■ **Work to complete**:
Copy every line of the data that contains the string "events".

[Stored dataset items]

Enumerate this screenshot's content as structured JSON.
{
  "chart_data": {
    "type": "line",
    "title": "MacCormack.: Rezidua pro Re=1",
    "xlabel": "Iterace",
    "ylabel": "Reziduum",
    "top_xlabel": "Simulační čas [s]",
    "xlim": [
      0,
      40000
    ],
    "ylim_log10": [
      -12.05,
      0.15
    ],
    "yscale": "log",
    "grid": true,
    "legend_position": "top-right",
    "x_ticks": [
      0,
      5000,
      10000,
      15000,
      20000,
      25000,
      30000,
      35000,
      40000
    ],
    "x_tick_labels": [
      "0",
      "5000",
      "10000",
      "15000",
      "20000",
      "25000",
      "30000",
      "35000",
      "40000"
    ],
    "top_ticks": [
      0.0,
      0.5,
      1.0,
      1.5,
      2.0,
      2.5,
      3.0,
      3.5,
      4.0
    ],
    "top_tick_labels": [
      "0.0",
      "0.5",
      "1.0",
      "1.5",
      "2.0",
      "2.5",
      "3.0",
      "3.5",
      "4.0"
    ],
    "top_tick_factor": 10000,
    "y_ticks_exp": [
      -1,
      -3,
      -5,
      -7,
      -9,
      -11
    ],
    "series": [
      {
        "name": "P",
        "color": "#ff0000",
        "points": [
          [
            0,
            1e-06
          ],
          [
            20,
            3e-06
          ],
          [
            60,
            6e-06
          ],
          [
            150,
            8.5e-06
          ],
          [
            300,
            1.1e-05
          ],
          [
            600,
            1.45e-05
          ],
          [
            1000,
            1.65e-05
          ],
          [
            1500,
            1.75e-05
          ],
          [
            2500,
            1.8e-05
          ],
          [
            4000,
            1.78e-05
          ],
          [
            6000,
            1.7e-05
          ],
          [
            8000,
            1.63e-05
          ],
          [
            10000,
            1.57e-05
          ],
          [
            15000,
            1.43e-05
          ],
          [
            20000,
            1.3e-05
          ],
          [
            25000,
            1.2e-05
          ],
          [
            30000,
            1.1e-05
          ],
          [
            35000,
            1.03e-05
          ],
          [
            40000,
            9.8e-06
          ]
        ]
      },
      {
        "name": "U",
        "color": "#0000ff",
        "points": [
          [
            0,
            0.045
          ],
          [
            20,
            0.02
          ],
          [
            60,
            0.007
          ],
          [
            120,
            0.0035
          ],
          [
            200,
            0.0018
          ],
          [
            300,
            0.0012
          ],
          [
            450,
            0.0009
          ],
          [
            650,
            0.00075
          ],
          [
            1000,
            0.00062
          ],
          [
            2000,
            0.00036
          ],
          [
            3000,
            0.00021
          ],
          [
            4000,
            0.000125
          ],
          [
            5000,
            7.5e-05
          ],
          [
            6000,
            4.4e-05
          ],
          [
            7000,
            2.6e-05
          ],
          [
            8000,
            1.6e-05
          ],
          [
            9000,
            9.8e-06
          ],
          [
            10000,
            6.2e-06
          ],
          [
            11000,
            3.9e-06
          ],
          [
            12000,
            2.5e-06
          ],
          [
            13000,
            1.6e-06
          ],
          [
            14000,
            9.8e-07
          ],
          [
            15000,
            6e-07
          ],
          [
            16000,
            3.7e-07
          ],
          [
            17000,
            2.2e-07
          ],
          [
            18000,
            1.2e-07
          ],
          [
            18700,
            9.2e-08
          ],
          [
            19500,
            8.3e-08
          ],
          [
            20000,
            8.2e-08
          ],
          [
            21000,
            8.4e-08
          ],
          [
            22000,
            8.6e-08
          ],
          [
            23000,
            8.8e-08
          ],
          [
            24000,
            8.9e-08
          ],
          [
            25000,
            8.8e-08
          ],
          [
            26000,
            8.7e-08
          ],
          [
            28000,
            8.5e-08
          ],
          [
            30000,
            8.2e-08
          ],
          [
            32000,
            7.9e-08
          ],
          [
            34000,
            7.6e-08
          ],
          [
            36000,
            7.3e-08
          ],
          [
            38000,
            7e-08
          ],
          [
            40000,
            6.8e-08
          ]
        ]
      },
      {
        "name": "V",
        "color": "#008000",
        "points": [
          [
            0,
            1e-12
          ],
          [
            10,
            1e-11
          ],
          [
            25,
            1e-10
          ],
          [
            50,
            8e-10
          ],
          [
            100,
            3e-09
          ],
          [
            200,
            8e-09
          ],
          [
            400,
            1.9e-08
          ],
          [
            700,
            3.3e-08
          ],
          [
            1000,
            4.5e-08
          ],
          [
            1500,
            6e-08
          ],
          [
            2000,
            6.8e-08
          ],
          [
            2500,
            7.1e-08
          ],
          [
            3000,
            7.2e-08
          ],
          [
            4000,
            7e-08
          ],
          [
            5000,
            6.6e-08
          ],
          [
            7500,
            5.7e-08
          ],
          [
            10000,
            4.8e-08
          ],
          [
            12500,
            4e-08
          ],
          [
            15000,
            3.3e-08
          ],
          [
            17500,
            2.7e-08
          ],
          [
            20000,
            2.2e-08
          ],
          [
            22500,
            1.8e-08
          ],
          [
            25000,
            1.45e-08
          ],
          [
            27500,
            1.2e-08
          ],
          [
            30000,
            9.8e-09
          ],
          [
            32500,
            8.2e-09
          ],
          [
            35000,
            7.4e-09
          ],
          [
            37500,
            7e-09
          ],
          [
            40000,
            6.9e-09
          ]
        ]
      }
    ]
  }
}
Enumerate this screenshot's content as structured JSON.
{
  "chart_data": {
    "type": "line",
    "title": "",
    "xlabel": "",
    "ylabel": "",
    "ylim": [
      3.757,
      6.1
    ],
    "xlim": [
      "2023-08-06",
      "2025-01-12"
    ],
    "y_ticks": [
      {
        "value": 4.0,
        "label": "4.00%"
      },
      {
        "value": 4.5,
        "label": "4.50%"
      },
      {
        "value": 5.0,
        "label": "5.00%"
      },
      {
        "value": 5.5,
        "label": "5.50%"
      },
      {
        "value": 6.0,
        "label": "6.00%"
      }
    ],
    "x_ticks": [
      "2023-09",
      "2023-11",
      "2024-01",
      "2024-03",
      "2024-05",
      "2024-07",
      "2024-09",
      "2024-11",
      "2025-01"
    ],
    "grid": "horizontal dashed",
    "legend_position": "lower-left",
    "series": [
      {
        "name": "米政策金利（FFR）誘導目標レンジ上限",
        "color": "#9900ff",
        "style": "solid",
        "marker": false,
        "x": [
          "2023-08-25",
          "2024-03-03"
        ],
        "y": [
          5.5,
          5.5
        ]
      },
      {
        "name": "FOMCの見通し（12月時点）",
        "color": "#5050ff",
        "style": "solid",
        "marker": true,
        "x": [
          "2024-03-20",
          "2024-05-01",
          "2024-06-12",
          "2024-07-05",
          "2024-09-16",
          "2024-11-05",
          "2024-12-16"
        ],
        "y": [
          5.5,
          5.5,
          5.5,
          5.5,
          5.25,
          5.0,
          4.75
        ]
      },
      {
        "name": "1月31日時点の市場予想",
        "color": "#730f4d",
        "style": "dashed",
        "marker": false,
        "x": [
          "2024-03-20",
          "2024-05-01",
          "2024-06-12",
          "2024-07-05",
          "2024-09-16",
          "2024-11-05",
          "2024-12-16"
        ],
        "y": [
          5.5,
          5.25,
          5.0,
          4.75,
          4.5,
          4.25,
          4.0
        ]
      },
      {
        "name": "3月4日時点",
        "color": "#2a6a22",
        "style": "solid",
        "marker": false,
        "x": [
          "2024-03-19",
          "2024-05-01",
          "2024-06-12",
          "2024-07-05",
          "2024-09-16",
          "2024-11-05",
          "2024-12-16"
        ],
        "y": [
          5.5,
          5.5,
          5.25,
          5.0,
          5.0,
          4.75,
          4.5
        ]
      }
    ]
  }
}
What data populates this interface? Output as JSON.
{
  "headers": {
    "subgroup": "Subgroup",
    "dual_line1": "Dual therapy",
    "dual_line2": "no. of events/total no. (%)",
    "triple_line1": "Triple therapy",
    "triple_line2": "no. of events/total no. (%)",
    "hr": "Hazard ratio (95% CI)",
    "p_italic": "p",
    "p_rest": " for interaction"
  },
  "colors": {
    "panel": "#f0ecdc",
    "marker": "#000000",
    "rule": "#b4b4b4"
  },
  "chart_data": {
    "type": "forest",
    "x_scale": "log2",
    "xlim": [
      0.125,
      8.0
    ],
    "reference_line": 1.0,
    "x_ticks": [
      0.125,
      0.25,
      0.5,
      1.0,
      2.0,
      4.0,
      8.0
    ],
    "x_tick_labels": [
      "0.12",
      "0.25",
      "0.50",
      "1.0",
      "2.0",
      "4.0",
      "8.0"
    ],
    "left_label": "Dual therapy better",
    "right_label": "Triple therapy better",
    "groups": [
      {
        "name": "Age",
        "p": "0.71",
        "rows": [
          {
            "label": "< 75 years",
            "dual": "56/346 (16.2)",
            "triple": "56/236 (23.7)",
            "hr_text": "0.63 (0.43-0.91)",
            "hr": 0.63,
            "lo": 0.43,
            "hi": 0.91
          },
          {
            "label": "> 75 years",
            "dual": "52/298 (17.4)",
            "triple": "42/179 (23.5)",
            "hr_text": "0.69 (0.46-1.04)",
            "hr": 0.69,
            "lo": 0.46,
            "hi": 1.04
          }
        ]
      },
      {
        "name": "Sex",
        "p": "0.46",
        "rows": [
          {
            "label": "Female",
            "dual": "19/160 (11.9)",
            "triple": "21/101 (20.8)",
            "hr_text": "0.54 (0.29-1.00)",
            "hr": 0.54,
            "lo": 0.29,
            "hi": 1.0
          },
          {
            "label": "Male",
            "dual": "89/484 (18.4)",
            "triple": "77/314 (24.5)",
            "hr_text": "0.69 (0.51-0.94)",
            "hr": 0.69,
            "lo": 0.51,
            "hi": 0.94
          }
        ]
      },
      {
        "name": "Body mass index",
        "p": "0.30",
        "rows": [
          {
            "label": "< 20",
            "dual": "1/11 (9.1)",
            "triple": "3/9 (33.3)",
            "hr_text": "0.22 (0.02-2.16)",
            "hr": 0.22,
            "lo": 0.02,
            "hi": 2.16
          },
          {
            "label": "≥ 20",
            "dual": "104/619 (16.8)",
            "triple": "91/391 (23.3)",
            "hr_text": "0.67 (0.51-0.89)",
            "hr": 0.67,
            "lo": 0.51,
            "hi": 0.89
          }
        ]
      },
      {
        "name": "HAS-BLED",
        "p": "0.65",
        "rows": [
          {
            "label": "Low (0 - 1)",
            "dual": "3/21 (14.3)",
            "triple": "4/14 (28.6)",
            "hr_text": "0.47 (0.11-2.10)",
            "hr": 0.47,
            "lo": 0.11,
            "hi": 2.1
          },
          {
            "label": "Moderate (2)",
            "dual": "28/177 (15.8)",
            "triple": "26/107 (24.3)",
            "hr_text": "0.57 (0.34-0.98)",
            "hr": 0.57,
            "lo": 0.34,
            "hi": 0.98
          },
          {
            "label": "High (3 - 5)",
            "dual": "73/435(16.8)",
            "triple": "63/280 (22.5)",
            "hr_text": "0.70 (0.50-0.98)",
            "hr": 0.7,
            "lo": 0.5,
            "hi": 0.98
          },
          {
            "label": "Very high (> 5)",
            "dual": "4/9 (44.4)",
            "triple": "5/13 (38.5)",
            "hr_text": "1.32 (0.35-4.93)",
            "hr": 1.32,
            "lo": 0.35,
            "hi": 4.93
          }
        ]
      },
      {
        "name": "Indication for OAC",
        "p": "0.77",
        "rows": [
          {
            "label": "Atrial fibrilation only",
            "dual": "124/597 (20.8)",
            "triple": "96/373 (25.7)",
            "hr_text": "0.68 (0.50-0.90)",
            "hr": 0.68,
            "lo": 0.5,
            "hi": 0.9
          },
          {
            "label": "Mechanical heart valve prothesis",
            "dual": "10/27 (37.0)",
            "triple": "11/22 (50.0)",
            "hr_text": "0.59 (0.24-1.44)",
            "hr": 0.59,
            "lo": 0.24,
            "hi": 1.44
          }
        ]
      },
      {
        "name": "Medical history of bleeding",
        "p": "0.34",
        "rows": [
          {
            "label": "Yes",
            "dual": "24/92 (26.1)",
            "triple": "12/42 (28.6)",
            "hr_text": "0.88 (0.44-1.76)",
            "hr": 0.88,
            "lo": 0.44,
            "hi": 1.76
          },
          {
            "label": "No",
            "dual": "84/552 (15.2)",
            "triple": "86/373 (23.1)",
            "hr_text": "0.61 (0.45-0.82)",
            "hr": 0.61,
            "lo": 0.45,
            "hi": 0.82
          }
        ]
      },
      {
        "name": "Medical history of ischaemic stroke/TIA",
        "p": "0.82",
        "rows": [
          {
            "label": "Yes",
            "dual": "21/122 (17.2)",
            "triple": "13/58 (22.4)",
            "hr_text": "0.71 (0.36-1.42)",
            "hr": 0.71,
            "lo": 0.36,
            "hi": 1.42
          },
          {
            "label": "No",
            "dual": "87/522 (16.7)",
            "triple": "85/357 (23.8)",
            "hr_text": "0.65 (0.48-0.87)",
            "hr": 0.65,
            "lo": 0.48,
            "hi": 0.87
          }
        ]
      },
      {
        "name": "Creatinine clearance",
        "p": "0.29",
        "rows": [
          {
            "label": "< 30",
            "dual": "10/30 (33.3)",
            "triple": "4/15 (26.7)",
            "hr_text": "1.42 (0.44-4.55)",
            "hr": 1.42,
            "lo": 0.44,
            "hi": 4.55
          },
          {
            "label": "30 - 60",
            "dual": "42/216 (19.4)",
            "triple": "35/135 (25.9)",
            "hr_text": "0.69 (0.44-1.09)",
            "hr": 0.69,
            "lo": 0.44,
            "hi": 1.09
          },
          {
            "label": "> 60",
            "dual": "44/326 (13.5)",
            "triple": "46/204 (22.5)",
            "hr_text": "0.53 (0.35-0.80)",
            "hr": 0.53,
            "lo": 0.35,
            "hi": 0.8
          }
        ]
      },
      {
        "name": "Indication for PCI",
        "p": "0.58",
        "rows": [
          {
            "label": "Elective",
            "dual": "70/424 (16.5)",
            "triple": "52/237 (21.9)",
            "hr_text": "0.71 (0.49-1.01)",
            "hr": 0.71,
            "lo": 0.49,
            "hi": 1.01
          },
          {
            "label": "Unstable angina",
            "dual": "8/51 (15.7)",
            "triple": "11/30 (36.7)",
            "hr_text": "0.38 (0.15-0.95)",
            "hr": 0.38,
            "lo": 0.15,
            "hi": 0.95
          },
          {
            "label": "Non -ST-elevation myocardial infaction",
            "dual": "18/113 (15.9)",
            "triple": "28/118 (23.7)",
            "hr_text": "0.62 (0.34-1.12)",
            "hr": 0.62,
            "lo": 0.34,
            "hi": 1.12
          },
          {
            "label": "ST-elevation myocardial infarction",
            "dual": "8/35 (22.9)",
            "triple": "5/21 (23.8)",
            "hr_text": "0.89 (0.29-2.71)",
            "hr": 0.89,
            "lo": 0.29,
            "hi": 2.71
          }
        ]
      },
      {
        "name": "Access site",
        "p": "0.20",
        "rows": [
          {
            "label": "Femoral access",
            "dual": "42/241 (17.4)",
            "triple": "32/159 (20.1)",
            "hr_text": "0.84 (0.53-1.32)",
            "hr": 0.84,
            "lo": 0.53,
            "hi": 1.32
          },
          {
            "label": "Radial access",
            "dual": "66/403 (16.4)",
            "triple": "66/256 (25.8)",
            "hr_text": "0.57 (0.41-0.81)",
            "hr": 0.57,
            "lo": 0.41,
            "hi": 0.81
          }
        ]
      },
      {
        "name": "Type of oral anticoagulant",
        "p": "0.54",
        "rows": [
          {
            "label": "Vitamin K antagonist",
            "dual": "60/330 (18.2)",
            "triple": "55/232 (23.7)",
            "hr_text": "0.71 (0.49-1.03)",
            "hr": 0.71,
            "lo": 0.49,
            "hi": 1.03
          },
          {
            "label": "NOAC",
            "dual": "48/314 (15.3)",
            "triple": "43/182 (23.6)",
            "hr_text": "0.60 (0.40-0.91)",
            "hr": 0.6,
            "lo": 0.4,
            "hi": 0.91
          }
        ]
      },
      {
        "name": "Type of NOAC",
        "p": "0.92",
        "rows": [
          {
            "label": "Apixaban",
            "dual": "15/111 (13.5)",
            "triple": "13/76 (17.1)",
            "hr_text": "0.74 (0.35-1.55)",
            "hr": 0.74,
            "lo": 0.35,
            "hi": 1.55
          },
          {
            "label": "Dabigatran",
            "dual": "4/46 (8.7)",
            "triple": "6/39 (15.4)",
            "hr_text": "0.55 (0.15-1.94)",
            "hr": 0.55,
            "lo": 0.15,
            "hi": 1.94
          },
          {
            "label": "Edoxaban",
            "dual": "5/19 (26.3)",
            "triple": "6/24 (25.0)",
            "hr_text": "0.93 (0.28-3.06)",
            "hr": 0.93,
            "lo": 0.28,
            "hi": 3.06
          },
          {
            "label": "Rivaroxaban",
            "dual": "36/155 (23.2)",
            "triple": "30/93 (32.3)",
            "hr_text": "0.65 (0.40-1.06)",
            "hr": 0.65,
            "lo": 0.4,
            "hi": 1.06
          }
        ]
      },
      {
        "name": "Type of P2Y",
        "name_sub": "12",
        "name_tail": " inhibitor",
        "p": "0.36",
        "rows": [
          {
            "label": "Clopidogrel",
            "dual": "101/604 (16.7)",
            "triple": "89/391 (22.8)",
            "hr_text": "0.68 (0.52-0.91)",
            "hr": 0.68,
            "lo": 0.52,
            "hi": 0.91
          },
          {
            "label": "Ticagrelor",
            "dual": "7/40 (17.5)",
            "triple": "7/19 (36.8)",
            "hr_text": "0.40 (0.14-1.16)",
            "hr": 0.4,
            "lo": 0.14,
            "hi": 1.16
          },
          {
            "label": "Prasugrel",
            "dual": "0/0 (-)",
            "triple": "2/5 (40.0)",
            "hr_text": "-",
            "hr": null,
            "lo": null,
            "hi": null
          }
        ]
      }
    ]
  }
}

■ **Worked answer**:
    "dual_line2": "no. of events/total no. (%)",
    "triple_line2": "no. of events/total no. (%)",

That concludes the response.